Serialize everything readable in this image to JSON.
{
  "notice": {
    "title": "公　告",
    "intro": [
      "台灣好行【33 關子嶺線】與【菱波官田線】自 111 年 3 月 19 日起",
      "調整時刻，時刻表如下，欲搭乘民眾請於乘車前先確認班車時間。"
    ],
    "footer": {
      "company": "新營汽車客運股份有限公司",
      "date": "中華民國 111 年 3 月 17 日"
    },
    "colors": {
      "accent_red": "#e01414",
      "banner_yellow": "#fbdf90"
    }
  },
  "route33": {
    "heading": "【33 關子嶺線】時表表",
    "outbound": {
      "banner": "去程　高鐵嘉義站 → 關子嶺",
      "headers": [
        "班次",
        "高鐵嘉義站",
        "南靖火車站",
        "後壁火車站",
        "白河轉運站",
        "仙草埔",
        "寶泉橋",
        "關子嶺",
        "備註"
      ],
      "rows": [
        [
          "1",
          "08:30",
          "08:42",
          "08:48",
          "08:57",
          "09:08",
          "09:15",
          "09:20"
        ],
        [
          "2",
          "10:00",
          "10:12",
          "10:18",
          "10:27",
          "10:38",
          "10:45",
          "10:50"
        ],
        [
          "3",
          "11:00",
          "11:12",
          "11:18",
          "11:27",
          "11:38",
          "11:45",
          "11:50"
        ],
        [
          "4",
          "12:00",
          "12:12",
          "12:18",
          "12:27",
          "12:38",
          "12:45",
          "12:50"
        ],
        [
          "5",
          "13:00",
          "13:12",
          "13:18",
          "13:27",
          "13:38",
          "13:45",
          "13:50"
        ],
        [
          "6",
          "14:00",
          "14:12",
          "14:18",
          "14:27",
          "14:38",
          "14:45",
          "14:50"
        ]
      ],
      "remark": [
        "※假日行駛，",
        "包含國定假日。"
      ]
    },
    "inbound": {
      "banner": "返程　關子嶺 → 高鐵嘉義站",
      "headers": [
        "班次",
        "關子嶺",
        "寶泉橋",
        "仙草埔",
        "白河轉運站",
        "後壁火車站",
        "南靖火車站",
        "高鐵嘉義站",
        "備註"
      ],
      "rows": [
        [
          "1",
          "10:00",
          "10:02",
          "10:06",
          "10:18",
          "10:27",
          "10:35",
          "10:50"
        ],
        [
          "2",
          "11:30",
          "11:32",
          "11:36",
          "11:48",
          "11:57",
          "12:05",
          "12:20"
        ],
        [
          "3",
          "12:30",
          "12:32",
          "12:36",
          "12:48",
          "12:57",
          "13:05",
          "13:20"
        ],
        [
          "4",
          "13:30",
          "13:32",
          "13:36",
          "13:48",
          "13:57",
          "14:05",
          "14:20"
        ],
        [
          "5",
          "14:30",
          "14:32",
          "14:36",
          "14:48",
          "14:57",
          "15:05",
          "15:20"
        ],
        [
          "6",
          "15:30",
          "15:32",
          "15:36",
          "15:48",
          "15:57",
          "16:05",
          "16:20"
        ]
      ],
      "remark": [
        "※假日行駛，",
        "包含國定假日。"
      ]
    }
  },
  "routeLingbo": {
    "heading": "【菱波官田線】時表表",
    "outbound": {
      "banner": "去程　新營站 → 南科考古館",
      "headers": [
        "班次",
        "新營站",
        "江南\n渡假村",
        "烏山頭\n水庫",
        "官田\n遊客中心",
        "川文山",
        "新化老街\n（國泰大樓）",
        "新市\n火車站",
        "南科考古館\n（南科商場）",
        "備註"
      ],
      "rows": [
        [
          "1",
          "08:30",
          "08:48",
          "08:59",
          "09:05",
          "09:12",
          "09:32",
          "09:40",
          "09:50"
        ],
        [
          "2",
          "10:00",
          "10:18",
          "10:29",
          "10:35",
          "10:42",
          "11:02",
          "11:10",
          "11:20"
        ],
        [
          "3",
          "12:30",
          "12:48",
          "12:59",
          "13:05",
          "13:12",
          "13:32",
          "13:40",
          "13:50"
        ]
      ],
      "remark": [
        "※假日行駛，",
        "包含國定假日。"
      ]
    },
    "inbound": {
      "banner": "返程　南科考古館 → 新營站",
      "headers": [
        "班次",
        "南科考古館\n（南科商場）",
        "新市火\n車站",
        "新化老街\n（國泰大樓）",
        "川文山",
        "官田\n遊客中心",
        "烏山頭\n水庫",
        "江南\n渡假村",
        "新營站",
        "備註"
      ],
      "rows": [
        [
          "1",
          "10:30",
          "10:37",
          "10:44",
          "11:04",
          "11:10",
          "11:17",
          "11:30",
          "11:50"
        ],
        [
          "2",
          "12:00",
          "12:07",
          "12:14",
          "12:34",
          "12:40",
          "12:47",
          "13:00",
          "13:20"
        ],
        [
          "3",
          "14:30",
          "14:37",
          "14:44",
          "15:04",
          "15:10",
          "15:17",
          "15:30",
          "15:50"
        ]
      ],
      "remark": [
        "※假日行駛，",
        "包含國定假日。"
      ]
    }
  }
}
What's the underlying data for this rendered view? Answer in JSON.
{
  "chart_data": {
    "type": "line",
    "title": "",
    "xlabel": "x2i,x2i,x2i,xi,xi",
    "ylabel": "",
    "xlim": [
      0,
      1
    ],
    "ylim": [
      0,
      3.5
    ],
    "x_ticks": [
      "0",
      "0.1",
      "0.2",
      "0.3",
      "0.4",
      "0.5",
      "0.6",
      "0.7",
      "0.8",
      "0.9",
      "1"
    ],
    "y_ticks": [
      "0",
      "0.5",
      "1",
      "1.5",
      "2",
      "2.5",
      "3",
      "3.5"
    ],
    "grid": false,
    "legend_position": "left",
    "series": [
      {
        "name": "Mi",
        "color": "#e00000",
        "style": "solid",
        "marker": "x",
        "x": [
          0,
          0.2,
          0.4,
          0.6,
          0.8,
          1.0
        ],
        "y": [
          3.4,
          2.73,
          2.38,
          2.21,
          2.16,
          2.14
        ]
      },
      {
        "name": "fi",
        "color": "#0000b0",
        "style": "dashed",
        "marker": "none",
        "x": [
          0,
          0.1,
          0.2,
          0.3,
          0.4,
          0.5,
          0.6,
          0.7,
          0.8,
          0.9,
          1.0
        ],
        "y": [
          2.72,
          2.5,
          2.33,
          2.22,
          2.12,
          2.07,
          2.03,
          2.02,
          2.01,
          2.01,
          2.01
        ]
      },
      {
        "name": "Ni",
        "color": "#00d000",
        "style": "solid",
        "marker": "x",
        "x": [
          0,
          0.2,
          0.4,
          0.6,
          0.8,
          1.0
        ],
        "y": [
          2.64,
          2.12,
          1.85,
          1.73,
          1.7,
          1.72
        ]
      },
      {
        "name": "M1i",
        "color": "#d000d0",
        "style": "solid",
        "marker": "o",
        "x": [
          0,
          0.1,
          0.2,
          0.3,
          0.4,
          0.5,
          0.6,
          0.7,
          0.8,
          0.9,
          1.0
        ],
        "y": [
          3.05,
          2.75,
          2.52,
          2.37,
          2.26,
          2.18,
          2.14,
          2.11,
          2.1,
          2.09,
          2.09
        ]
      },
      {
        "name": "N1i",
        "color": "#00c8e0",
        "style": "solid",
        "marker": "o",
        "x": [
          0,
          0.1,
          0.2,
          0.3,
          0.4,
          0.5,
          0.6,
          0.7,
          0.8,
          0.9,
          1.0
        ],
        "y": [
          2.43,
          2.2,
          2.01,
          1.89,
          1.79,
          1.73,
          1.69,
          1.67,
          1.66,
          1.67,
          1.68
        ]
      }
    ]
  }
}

========

What the task asks =
Restate the whole of the material exactly.

Exercise result =
Serialize everything readable in this image to JSON.
{
  "notice": {
    "title": "公　告",
    "intro": [
      "台灣好行【33 關子嶺線】與【菱波官田線】自 111 年 3 月 19 日起",
      "調整時刻，時刻表如下，欲搭乘民眾請於乘車前先確認班車時間。"
    ],
    "footer": {
      "company": "新營汽車客運股份有限公司",
      "date": "中華民國 111 年 3 月 17 日"
    },
    "colors": {
      "accent_red": "#e01414",
      "banner_yellow": "#fbdf90"
    }
  },
  "route33": {
    "heading": "【33 關子嶺線】時表表",
    "outbound": {
      "banner": "去程　高鐵嘉義站 → 關子嶺",
      "headers": [
        "班次",
        "高鐵嘉義站",
        "南靖火車站",
        "後壁火車站",
        "白河轉運站",
        "仙草埔",
        "寶泉橋",
        "關子嶺",
        "備註"
      ],
      "rows": [
        [
          "1",
          "08:30",
          "08:42",
          "08:48",
          "08:57",
          "09:08",
          "09:15",
          "09:20"
        ],
        [
          "2",
          "10:00",
          "10:12",
          "10:18",
          "10:27",
          "10:38",
          "10:45",
          "10:50"
        ],
        [
          "3",
          "11:00",
          "11:12",
          "11:18",
          "11:27",
          "11:38",
          "11:45",
          "11:50"
        ],
        [
          "4",
          "12:00",
          "12:12",
          "12:18",
          "12:27",
          "12:38",
          "12:45",
          "12:50"
        ],
        [
          "5",
          "13:00",
          "13:12",
          "13:18",
          "13:27",
          "13:38",
          "13:45",
          "13:50"
        ],
        [
          "6",
          "14:00",
          "14:12",
          "14:18",
          "14:27",
          "14:38",
          "14:45",
          "14:50"
        ]
      ],
      "remark": [
        "※假日行駛，",
        "包含國定假日。"
      ]
    },
    "inbound": {
      "banner": "返程　關子嶺 → 高鐵嘉義站",
      "headers": [
        "班次",
        "關子嶺",
        "寶泉橋",
        "仙草埔",
        "白河轉運站",
        "後壁火車站",
        "南靖火車站",
        "高鐵嘉義站",
        "備註"
      ],
      "rows": [
        [
          "1",
          "10:00",
          "10:02",
          "10:06",
          "10:18",
          "10:27",
          "10:35",
          "10:50"
        ],
        [
          "2",
          "11:30",
          "11:32",
          "11:36",
          "11:48",
          "11:57",
          "12:05",
          "12:20"
        ],
        [
          "3",
          "12:30",
          "12:32",
          "12:36",
          "12:48",
          "12:57",
          "13:05",
          "13:20"
        ],
        [
          "4",
          "13:30",
          "13:32",
          "13:36",
          "13:48",
          "13:57",
          "14:05",
          "14:20"
        ],
        [
          "5",
          "14:30",
          "14:32",
          "14:36",
          "14:48",
          "14:57",
          "15:05",
          "15:20"
        ],
        [
          "6",
          "15:30",
          "15:32",
          "15:36",
          "15:48",
          "15:57",
          "16:05",
          "16:20"
        ]
      ],
      "remark": [
        "※假日行駛，",
        "包含國定假日。"
      ]
    }
  },
  "routeLingbo": {
    "heading": "【菱波官田線】時表表",
    "outbound": {
      "banner": "去程　新營站 → 南科考古館",
      "headers": [
        "班次",
        "新營站",
        "江南\n渡假村",
        "烏山頭\n水庫",
        "官田\n遊客中心",
        "川文山",
        "新化老街\n（國泰大樓）",
        "新市\n火車站",
        "南科考古館\n（南科商場）",
        "備註"
      ],
      "rows": [
        [
          "1",
          "08:30",
          "08:48",
          "08:59",
          "09:05",
          "09:12",
          "09:32",
          "09:40",
          "09:50"
        ],
        [
          "2",
          "10:00",
          "10:18",
          "10:29",
          "10:35",
          "10:42",
          "11:02",
          "11:10",
          "11:20"
        ],
        [
          "3",
          "12:30",
          "12:48",
          "12:59",
          "13:05",
          "13:12",
          "13:32",
          "13:40",
          "13:50"
        ]
      ],
      "remark": [
        "※假日行駛，",
        "包含國定假日。"
      ]
    },
    "inbound": {
      "banner": "返程　南科考古館 → 新營站",
      "headers": [
        "班次",
        "南科考古館\n（南科商場）",
        "新市火\n車站",
        "新化老街\n（國泰大樓）",
        "川文山",
        "官田\n遊客中心",
        "烏山頭\n水庫",
        "江南\n渡假村",
        "新營站",
        "備註"
      ],
      "rows": [
        [
          "1",
          "10:30",
          "10:37",
          "10:44",
          "11:04",
          "11:10",
          "11:17",
          "11:30",
          "11:50"
        ],
        [
          "2",
          "12:00",
          "12:07",
          "12:14",
          "12:34",
          "12:40",
          "12:47",
          "13:00",
          "13:20"
        ],
        [
          "3",
          "14:30",
          "14:37",
          "14:44",
          "15:04",
          "15:10",
          "15:17",
          "15:30",
          "15:50"
        ]
      ],
      "remark": [
        "※假日行駛，",
        "包含國定假日。"
      ]
    }
  }
}
What's the underlying data for this rendered view? Answer in JSON.
{
  "chart_data": {
    "type": "line",
    "title": "",
    "xlabel": "x2i,x2i,x2i,xi,xi",
    "ylabel": "",
    "xlim": [
      0,
      1
    ],
    "ylim": [
      0,
      3.5
    ],
    "x_ticks": [
      "0",
      "0.1",
      "0.2",
      "0.3",
      "0.4",
      "0.5",
      "0.6",
      "0.7",
      "0.8",
      "0.9",
      "1"
    ],
    "y_ticks": [
      "0",
      "0.5",
      "1",
      "1.5",
      "2",
      "2.5",
      "3",
      "3.5"
    ],
    "grid": false,
    "legend_position": "left",
    "series": [
      {
        "name": "Mi",
        "color": "#e00000",
        "style": "solid",
        "marker": "x",
        "x": [
          0,
          0.2,
          0.4,
          0.6,
          0.8,
          1.0
        ],
        "y": [
          3.4,
          2.73,
          2.38,
          2.21,
          2.16,
          2.14
        ]
      },
      {
        "name": "fi",
        "color": "#0000b0",
        "style": "dashed",
        "marker": "none",
        "x": [
          0,
          0.1,
          0.2,
          0.3,
          0.4,
          0.5,
          0.6,
          0.7,
          0.8,
          0.9,
          1.0
        ],
        "y": [
          2.72,
          2.5,
          2.33,
          2.22,
          2.12,
          2.07,
          2.03,
          2.02,
          2.01,
          2.01,
          2.01
        ]
      },
      {
        "name": "Ni",
        "color": "#00d000",
        "style": "solid",
        "marker": "x",
        "x": [
          0,
          0.2,
          0.4,
          0.6,
          0.8,
          1.0
        ],
        "y": [
          2.64,
          2.12,
          1.85,
          1.73,
          1.7,
          1.72
        ]
      },
      {
        "name": "M1i",
        "color": "#d000d0",
        "style": "solid",
        "marker": "o",
        "x": [
          0,
          0.1,
          0.2,
          0.3,
          0.4,
          0.5,
          0.6,
          0.7,
          0.8,
          0.9,
          1.0
        ],
        "y": [
          3.05,
          2.75,
          2.52,
          2.37,
          2.26,
          2.18,
          2.14,
          2.11,
          2.1,
          2.09,
          2.09
        ]
      },
      {
        "name": "N1i",
        "color": "#00c8e0",
        "style": "solid",
        "marker": "o",
        "x": [
          0,
          0.1,
          0.2,
          0.3,
          0.4,
          0.5,
          0.6,
          0.7,
          0.8,
          0.9,
          1.0
        ],
        "y": [
          2.43,
          2.2,
          2.01,
          1.89,
          1.79,
          1.73,
          1.69,
          1.67,
          1.66,
          1.67,
          1.68
        ]
      }
    ]
  }
}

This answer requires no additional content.